[Part of a data file]
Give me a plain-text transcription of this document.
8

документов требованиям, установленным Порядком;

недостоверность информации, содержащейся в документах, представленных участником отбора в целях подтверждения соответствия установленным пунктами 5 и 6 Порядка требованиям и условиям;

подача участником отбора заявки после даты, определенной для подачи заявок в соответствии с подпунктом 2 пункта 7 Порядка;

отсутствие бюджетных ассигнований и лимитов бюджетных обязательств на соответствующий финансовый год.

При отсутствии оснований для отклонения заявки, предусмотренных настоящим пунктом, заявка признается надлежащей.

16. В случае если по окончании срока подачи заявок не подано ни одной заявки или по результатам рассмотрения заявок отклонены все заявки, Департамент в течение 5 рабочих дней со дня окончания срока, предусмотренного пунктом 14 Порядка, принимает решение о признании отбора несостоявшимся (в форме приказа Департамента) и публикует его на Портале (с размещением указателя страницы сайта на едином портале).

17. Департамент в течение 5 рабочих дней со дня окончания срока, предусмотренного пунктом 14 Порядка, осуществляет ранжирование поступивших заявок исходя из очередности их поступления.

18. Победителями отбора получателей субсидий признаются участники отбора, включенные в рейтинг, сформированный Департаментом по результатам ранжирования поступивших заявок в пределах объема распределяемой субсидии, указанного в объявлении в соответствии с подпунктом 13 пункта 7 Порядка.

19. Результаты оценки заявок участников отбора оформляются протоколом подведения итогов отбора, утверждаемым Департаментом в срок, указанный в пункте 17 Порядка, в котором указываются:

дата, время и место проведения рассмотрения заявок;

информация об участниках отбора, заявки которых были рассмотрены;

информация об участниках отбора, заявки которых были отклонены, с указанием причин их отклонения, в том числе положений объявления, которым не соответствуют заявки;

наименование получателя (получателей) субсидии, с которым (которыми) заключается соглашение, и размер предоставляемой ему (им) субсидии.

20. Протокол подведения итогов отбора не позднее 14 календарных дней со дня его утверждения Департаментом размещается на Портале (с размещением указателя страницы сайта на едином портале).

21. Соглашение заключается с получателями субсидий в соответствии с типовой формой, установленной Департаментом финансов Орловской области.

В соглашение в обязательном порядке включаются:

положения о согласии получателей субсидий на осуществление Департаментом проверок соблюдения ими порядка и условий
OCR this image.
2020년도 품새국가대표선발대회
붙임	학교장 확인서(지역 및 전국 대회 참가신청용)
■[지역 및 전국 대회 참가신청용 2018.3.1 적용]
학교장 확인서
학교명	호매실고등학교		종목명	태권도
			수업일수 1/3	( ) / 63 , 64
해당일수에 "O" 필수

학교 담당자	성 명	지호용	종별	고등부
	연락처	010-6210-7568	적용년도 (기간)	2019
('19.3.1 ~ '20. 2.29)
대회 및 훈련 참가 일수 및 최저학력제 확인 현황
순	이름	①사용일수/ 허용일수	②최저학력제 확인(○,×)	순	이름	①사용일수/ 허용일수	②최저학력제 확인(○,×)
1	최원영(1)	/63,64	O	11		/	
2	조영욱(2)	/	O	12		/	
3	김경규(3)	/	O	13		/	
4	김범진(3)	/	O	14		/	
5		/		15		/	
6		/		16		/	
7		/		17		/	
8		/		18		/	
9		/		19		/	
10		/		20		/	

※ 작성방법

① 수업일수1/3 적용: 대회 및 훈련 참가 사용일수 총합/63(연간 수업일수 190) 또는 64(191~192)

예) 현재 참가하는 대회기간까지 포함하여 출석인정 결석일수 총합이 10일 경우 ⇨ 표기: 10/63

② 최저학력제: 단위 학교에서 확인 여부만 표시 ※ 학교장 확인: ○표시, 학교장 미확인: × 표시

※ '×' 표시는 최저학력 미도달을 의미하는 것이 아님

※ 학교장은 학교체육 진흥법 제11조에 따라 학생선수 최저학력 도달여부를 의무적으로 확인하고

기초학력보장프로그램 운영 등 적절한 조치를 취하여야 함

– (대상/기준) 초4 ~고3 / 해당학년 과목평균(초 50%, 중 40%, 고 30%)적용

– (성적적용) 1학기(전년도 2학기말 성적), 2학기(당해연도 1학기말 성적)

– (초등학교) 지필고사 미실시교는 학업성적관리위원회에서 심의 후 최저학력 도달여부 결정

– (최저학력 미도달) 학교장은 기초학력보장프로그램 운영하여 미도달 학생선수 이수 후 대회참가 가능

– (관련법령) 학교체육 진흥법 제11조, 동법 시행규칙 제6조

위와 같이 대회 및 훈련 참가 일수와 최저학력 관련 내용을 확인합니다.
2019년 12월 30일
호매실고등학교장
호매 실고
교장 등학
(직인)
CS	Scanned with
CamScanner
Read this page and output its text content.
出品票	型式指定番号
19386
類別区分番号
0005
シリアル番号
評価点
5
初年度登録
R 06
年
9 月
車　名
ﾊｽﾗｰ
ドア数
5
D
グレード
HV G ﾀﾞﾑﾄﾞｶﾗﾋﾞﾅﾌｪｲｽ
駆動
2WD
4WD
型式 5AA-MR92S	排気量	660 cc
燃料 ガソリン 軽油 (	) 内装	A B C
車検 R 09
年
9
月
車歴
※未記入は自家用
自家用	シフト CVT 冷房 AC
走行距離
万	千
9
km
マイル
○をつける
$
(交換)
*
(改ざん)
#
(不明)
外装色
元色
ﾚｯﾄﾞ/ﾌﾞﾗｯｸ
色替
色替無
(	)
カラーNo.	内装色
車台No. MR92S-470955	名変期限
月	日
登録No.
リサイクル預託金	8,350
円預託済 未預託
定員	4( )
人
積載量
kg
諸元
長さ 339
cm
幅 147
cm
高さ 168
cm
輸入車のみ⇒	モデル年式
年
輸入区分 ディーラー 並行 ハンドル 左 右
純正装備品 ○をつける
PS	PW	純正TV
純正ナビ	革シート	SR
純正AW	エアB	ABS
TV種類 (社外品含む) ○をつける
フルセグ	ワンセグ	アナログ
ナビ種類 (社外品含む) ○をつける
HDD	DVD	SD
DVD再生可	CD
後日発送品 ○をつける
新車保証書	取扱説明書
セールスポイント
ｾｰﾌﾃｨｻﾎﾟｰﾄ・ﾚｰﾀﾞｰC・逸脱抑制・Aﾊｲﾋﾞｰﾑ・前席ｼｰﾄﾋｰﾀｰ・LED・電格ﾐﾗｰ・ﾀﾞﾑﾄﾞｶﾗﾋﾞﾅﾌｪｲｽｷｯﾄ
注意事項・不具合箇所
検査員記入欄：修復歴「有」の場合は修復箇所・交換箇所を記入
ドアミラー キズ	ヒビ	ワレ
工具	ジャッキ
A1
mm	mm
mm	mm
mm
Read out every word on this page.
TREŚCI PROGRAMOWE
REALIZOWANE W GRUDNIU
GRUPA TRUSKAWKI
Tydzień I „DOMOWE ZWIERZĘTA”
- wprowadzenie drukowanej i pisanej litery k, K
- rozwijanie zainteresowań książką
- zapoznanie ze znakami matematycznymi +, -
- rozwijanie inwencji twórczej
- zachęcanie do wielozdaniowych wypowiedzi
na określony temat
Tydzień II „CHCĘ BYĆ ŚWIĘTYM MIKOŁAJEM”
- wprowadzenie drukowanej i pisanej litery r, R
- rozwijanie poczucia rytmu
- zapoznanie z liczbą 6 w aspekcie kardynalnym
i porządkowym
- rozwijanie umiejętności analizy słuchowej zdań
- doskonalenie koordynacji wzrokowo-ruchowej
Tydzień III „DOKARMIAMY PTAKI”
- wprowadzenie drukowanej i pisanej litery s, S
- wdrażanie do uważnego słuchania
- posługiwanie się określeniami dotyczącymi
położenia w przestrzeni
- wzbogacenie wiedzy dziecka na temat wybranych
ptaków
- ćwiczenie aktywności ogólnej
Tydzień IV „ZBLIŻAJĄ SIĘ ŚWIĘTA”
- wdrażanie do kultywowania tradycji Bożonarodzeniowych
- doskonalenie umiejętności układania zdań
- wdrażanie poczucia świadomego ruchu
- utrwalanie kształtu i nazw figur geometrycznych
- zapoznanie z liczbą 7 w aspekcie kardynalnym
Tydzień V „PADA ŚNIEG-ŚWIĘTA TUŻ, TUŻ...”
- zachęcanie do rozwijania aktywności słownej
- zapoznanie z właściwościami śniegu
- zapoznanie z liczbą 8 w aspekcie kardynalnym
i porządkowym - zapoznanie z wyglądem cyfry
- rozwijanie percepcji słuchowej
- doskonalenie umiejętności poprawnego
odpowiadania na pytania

**Task instructions:** Look through the listing above and count the lines where the string "Read" appears. Report the number only.

**Exercise solution:** 2